[Data extracted from a collection]
+++++

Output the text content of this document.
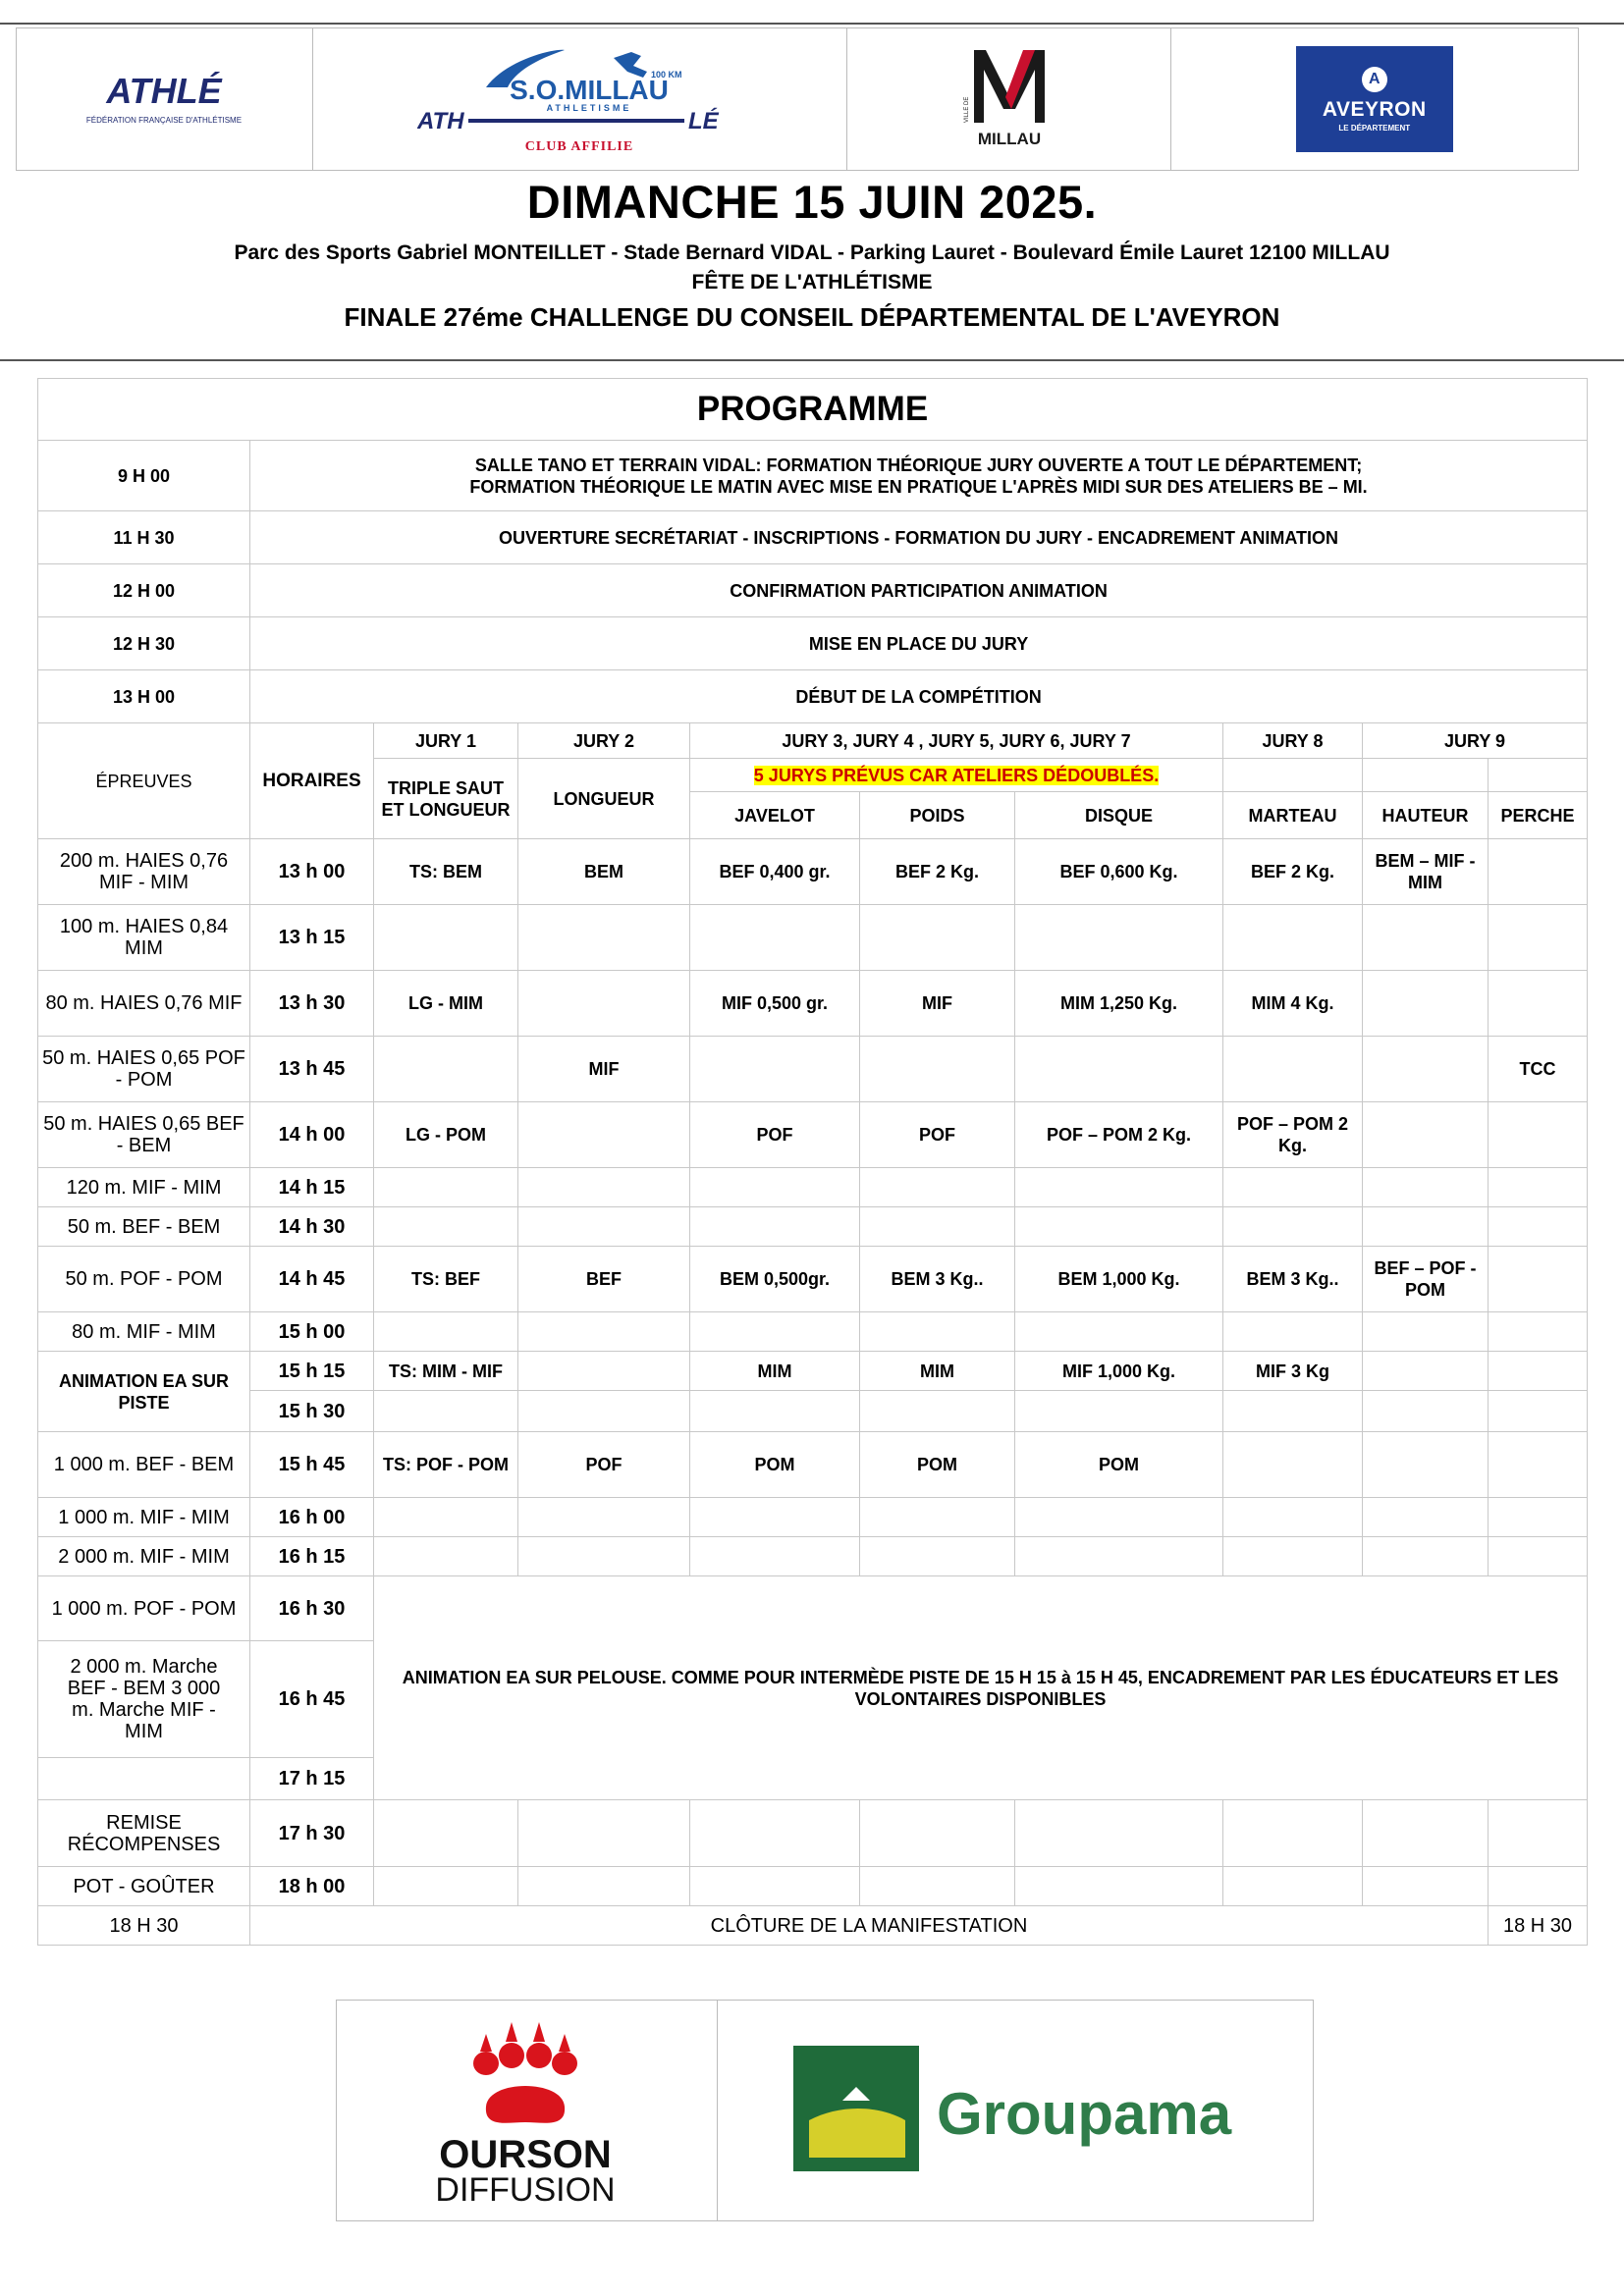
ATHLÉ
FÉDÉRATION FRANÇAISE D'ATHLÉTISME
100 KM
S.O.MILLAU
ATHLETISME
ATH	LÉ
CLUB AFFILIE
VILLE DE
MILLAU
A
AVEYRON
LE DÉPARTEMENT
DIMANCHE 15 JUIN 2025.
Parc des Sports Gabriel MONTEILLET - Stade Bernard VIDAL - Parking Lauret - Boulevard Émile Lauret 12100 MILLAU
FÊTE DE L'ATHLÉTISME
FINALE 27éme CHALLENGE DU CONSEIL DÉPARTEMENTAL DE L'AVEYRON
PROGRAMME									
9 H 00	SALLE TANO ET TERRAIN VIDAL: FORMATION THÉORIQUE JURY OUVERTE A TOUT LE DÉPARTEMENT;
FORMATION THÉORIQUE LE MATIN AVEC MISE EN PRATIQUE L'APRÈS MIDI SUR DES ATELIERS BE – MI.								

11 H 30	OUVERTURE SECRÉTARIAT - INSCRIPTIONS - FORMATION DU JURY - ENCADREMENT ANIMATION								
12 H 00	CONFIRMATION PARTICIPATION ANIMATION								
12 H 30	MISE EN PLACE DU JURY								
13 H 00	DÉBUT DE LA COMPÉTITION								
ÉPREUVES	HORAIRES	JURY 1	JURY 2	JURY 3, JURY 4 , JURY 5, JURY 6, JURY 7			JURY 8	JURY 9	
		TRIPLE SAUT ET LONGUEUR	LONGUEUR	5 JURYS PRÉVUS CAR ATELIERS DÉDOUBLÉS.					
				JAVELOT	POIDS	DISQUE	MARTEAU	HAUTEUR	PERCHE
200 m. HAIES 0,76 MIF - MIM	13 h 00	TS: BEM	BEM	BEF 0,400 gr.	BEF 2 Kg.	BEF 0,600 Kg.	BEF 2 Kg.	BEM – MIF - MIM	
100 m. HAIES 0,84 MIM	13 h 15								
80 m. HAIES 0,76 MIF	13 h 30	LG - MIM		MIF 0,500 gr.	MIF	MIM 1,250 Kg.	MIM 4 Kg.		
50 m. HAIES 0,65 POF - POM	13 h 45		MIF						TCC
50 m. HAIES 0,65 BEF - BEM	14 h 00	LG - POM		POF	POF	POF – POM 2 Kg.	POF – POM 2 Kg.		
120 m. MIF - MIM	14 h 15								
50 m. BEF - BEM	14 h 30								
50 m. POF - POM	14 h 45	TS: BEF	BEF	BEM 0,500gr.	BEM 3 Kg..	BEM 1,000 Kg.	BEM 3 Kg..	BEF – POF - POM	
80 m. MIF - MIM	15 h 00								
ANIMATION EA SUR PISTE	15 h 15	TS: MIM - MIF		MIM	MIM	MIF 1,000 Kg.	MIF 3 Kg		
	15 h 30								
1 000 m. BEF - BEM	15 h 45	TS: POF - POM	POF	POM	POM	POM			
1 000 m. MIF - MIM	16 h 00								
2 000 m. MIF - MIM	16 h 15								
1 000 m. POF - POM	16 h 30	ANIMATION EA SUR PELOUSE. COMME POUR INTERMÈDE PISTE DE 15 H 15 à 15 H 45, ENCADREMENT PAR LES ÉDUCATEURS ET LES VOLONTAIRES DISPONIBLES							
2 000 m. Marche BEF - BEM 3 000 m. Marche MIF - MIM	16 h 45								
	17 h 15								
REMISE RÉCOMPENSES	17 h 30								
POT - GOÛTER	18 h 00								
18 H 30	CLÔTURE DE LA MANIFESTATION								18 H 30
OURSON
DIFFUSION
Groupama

+++++

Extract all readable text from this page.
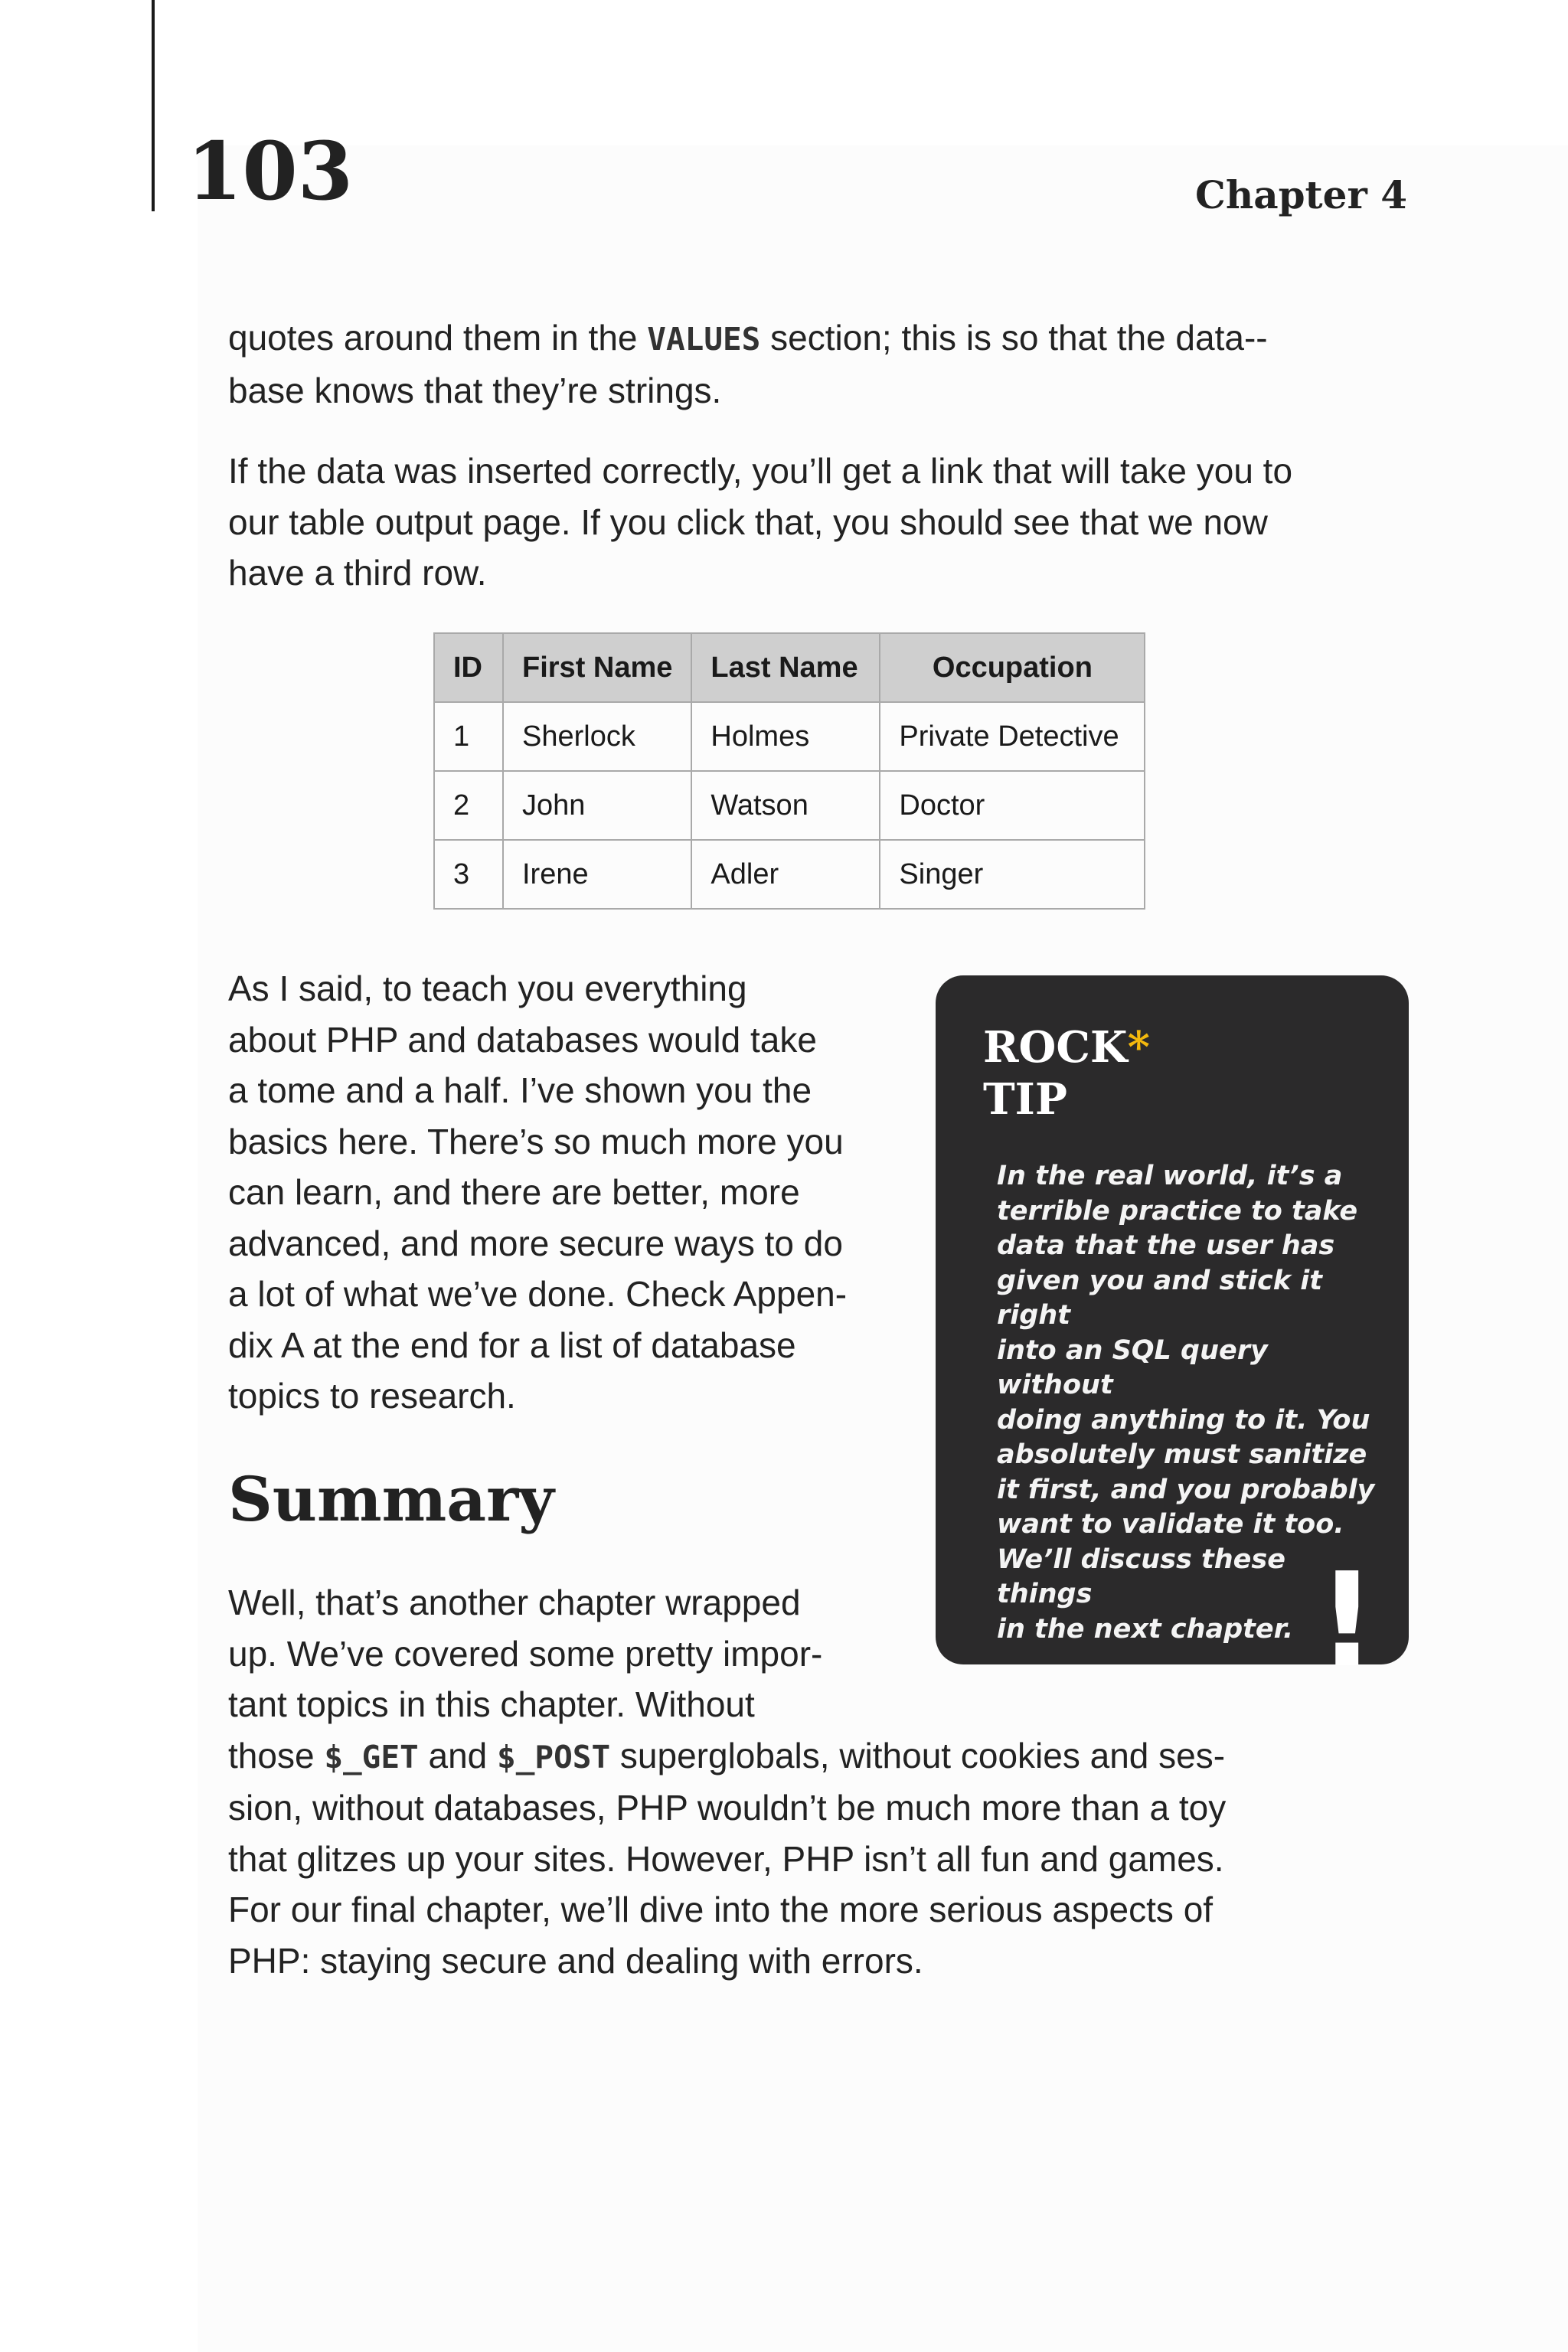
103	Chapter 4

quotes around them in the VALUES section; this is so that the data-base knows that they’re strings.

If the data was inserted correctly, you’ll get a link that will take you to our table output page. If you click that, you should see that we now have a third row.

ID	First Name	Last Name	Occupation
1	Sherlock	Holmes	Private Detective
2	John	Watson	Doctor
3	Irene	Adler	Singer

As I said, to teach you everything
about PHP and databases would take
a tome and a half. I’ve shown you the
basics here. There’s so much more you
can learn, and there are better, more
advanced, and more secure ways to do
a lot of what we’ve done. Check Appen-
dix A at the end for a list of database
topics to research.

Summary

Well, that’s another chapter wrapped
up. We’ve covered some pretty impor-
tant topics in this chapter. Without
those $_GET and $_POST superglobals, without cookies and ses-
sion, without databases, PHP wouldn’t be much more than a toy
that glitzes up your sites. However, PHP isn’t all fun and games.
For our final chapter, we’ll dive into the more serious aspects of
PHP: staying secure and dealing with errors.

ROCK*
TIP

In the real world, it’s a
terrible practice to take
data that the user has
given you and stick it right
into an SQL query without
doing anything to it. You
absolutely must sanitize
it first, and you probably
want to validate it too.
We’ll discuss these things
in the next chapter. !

+++++

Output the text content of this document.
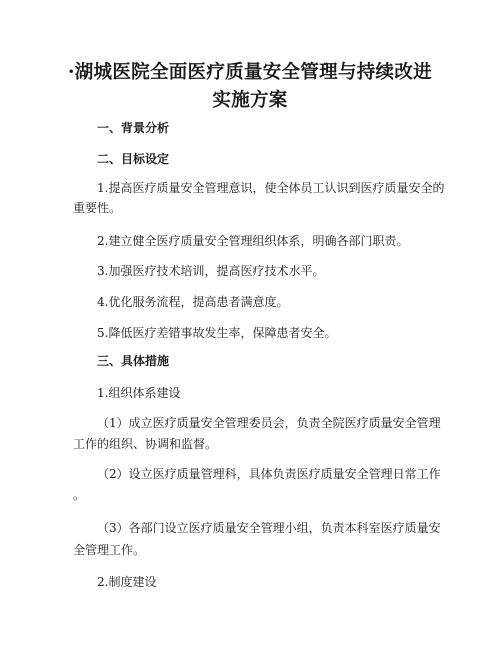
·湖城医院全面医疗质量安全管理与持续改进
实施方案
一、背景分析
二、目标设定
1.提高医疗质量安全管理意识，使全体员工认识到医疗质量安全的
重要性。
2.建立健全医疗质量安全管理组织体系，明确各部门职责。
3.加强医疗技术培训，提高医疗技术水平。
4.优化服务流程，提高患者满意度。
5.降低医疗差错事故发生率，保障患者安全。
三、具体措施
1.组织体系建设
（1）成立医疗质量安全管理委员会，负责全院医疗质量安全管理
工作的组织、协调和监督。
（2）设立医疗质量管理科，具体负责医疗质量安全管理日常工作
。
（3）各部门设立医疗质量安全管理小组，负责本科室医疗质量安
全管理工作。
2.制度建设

+++++

EXERCISE PROMPT – Copy every line in the entries above that has the string "ENCADREMENT" in it.

RESPONSE TO THIS EXERCISE –
11 H 30	OUVERTURE SECRÉTARIAT - INSCRIPTIONS - FORMATION DU JURY - ENCADREMENT ANIMATION								
1 000 m. POF - POM	16 h 30	ANIMATION EA SUR PELOUSE. COMME POUR INTERMÈDE PISTE DE 15 H 15 à 15 H 45, ENCADREMENT PAR LES ÉDUCATEURS ET LES VOLONTAIRES DISPONIBLES							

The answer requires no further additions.